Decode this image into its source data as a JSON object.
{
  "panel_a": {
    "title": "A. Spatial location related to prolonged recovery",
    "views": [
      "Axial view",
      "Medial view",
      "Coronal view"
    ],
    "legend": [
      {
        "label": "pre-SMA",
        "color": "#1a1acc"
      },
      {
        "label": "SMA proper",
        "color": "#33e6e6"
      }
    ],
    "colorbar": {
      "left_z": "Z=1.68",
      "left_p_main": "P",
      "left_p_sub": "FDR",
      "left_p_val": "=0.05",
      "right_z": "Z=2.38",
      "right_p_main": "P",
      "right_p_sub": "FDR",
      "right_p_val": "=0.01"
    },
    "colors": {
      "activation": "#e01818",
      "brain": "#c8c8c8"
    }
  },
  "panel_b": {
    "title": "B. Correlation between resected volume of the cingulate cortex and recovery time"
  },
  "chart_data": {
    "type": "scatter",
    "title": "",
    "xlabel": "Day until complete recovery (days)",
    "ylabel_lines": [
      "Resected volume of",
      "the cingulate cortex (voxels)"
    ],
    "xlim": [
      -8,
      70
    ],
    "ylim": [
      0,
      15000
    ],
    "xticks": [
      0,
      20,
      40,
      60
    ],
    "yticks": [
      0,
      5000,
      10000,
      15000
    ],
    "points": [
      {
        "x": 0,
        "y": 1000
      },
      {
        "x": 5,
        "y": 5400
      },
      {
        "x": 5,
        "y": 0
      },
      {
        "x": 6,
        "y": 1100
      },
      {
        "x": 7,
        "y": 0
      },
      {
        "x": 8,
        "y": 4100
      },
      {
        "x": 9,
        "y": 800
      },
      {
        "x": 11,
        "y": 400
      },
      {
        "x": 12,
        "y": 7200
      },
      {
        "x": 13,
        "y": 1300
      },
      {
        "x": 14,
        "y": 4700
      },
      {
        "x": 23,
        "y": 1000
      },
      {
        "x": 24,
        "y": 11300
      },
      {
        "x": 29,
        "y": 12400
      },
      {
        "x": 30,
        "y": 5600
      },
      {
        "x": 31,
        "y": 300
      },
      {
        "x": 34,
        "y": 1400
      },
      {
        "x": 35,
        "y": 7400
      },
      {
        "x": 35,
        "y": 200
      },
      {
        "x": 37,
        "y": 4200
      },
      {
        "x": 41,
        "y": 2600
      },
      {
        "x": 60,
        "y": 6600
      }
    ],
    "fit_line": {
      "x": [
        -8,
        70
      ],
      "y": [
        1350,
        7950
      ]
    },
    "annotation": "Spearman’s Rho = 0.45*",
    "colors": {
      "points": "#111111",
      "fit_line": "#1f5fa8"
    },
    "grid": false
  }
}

------------------------------------------------------------

### EXERCISE:
Single out each line of the records above with the string "recovery" in it, and copy it.

### ANSWER TO THE PROBLEM:
    "title": "A. Spatial location related to prolonged recovery",
    "title": "B. Correlation between resected volume of the cingulate cortex and recovery time"
    "xlabel": "Day until complete recovery (days)",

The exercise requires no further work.